--- STATED EXERCISE ---
Entries follow. Set all of them down as they stand.

## start TASK MATERIAL

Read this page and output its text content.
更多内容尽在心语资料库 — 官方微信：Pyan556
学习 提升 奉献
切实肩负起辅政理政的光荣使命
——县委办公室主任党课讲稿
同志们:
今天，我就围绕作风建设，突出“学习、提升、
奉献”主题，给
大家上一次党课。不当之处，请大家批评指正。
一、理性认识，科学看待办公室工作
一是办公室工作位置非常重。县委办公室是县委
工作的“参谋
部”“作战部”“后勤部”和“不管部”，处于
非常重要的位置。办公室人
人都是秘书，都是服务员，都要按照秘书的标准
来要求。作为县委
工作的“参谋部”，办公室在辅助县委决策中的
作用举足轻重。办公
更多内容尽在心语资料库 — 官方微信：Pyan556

## end TASK MATERIAL

--- COMPLETED TASK ---
Read this page and output its text content.
更多内容尽在心语资料库 — 官方微信：Pyan556
学习 提升 奉献
切实肩负起辅政理政的光荣使命
——县委办公室主任党课讲稿
同志们:
今天，我就围绕作风建设，突出“学习、提升、
奉献”主题，给
大家上一次党课。不当之处，请大家批评指正。
一、理性认识，科学看待办公室工作
一是办公室工作位置非常重。县委办公室是县委
工作的“参谋
部”“作战部”“后勤部”和“不管部”，处于
非常重要的位置。办公室人
人都是秘书，都是服务员，都要按照秘书的标准
来要求。作为县委
工作的“参谋部”，办公室在辅助县委决策中的
作用举足轻重。办公
更多内容尽在心语资料库 — 官方微信：Pyan556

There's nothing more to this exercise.